▶ _Problem_: Copy each line of the data below with the word "type".

═══ Entries provided ═══

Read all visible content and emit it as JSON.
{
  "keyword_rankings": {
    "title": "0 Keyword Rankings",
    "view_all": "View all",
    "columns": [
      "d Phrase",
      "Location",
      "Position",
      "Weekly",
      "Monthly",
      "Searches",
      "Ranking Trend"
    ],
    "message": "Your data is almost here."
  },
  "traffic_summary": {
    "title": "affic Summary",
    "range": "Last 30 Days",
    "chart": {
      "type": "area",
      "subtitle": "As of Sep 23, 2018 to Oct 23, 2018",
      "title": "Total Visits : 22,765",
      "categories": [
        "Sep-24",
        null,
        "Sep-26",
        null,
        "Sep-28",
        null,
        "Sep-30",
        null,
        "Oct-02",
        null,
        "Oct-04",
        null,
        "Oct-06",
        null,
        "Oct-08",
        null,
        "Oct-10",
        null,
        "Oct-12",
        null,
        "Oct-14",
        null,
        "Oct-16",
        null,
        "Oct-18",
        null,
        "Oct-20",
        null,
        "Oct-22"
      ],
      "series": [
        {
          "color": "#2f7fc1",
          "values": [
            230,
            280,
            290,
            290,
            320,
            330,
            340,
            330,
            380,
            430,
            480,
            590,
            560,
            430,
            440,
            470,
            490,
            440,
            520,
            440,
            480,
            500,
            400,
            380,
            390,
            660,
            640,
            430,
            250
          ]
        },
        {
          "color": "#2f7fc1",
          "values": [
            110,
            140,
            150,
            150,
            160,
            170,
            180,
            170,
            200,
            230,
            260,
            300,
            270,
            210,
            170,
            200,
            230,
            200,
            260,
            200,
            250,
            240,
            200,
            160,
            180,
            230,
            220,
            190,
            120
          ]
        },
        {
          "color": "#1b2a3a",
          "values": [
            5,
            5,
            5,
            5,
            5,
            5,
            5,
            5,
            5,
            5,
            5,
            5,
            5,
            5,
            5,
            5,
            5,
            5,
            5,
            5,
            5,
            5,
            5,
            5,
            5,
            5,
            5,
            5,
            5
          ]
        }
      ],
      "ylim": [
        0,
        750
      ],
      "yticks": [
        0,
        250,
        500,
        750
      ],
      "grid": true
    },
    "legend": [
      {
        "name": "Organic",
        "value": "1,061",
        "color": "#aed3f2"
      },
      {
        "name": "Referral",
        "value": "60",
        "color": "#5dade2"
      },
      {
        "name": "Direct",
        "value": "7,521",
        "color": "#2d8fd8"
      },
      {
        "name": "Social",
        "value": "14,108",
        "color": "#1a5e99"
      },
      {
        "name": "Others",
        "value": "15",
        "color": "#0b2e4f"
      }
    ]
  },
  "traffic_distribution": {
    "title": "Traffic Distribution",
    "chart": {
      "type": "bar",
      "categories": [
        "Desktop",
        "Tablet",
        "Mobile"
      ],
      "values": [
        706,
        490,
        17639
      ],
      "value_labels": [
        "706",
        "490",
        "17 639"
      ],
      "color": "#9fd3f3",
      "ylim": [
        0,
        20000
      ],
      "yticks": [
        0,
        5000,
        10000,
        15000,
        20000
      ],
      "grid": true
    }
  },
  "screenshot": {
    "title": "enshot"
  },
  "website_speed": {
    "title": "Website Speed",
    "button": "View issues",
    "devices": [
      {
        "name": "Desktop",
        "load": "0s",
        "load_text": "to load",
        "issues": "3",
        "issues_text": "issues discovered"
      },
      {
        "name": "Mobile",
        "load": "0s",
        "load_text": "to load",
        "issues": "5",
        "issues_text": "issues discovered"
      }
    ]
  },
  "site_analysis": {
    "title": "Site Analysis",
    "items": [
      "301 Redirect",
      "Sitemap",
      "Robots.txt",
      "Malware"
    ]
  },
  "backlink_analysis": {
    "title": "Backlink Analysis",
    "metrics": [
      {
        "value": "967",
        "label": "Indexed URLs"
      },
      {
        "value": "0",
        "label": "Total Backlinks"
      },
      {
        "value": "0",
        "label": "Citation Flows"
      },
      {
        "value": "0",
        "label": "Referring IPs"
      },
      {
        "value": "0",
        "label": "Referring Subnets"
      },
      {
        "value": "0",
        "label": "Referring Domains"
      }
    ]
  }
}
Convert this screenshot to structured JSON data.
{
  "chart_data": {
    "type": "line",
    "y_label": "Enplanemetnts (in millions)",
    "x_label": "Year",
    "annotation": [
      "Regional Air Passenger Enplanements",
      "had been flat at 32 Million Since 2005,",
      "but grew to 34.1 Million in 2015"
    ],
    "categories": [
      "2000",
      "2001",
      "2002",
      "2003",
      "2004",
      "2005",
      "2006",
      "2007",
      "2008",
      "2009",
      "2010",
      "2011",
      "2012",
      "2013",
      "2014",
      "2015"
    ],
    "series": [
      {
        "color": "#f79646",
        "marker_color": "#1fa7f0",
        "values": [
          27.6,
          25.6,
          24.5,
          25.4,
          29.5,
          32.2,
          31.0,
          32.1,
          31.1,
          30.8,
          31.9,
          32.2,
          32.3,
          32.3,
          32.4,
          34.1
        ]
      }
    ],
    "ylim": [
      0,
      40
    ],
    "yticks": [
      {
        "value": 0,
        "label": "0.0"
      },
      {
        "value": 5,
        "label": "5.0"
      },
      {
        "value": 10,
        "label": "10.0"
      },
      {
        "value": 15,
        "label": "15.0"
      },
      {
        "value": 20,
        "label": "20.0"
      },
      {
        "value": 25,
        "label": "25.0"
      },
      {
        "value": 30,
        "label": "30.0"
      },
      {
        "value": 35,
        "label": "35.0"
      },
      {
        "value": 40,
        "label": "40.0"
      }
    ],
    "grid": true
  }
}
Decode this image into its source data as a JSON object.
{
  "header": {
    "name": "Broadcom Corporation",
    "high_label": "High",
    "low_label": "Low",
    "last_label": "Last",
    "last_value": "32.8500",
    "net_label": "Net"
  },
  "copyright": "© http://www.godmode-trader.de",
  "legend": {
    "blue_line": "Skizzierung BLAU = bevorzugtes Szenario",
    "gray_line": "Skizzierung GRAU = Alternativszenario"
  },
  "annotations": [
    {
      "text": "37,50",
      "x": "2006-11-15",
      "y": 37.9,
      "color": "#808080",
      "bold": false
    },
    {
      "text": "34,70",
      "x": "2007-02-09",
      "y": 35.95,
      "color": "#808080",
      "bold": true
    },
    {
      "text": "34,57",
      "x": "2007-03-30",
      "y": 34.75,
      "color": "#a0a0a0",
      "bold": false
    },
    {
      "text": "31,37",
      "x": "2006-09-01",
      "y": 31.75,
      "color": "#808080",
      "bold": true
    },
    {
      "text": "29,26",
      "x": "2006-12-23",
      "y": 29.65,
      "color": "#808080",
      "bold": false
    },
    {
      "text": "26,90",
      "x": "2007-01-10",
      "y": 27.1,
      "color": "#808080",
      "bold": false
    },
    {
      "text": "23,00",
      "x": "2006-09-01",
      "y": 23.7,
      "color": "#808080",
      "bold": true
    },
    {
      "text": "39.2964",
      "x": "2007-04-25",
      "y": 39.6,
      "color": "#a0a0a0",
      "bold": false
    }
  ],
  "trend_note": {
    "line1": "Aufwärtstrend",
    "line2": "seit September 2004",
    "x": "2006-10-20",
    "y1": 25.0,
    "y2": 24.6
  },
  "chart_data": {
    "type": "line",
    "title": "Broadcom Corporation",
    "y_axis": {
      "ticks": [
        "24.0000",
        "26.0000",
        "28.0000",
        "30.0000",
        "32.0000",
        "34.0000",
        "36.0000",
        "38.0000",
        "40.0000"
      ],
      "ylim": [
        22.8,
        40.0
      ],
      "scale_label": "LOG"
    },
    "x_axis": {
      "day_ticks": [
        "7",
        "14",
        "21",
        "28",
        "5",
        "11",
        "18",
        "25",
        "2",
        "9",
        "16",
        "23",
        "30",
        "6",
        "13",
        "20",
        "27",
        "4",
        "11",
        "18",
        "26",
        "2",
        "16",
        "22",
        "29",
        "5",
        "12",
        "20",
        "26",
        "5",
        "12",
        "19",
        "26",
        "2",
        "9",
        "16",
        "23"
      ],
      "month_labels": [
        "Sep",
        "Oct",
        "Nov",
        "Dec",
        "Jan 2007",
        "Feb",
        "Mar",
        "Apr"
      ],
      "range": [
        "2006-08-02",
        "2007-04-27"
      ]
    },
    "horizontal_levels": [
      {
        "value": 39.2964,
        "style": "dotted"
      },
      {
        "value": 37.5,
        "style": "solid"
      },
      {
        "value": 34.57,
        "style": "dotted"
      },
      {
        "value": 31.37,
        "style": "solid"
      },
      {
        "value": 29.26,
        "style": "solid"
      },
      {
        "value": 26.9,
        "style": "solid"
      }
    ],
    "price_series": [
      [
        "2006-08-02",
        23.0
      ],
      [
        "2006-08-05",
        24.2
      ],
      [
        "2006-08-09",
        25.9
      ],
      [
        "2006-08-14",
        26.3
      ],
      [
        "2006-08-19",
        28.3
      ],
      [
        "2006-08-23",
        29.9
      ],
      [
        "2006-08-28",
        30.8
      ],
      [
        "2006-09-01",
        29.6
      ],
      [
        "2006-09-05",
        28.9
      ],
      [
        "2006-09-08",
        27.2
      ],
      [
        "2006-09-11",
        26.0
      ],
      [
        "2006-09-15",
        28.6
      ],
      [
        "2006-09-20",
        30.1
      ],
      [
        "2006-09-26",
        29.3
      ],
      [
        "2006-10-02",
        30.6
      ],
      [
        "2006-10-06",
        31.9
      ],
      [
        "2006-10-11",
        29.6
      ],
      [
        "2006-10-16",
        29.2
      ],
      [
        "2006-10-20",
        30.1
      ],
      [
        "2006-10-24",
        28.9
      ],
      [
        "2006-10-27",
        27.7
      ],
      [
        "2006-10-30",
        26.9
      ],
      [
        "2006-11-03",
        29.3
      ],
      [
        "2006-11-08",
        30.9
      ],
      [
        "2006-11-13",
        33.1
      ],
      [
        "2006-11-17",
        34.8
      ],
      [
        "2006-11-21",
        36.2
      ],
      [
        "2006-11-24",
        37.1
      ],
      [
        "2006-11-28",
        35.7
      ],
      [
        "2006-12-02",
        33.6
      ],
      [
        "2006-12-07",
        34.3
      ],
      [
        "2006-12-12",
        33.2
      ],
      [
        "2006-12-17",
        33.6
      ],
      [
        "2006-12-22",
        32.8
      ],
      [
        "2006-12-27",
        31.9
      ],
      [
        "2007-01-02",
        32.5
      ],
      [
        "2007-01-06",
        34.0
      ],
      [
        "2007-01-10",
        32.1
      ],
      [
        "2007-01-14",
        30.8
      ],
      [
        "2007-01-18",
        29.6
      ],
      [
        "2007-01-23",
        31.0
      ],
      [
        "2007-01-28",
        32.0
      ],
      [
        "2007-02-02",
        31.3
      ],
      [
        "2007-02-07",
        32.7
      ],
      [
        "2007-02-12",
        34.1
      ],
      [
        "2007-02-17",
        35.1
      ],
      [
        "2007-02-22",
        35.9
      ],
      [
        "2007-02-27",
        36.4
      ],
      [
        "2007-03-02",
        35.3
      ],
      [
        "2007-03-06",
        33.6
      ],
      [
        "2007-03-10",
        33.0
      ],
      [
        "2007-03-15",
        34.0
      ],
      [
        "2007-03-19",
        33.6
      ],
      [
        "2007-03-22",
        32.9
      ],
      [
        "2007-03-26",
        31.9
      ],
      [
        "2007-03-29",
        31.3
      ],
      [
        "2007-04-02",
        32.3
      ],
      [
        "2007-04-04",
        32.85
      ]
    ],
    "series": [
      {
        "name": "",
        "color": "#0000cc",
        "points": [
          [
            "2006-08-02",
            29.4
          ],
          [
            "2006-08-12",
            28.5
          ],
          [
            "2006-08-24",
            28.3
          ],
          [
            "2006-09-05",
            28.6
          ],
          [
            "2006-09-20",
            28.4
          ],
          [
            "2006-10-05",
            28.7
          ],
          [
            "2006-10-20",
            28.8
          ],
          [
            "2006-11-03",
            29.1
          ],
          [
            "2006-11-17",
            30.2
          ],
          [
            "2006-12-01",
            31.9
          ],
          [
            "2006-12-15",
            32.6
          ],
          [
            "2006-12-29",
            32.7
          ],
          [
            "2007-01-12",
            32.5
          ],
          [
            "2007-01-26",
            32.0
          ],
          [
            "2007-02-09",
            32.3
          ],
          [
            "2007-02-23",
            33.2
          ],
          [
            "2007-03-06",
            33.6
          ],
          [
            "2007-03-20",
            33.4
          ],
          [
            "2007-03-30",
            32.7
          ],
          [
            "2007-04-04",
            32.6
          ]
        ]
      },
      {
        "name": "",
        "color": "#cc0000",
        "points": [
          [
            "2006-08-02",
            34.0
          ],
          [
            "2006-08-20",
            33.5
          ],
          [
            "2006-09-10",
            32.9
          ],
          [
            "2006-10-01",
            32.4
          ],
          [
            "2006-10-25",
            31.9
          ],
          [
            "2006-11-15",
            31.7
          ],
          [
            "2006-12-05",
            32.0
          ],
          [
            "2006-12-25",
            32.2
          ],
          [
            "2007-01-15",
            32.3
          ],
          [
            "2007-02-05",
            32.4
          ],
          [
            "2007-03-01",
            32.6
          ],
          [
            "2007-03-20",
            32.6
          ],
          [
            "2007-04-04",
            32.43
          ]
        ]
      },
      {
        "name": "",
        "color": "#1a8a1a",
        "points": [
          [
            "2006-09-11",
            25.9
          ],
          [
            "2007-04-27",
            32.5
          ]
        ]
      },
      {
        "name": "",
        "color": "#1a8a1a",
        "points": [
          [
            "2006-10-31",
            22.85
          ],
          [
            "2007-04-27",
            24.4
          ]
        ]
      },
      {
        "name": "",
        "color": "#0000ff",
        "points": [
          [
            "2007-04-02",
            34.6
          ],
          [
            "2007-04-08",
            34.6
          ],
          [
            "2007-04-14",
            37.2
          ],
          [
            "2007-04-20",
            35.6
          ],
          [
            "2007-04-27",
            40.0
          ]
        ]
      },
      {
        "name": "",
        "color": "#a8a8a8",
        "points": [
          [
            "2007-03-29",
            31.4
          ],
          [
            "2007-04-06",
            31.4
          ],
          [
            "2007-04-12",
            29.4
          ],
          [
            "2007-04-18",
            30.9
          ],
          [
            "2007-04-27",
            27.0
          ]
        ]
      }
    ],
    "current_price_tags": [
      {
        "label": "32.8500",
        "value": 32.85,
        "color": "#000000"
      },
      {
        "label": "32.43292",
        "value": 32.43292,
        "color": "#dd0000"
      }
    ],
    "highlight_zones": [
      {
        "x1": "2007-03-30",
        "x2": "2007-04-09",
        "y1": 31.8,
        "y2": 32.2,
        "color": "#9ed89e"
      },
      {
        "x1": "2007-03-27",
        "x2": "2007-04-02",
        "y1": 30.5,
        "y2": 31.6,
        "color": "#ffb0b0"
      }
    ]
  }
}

═══

▶ _The result_:
      "type": "area",
      "type": "bar",
    "type": "line",
    "type": "line",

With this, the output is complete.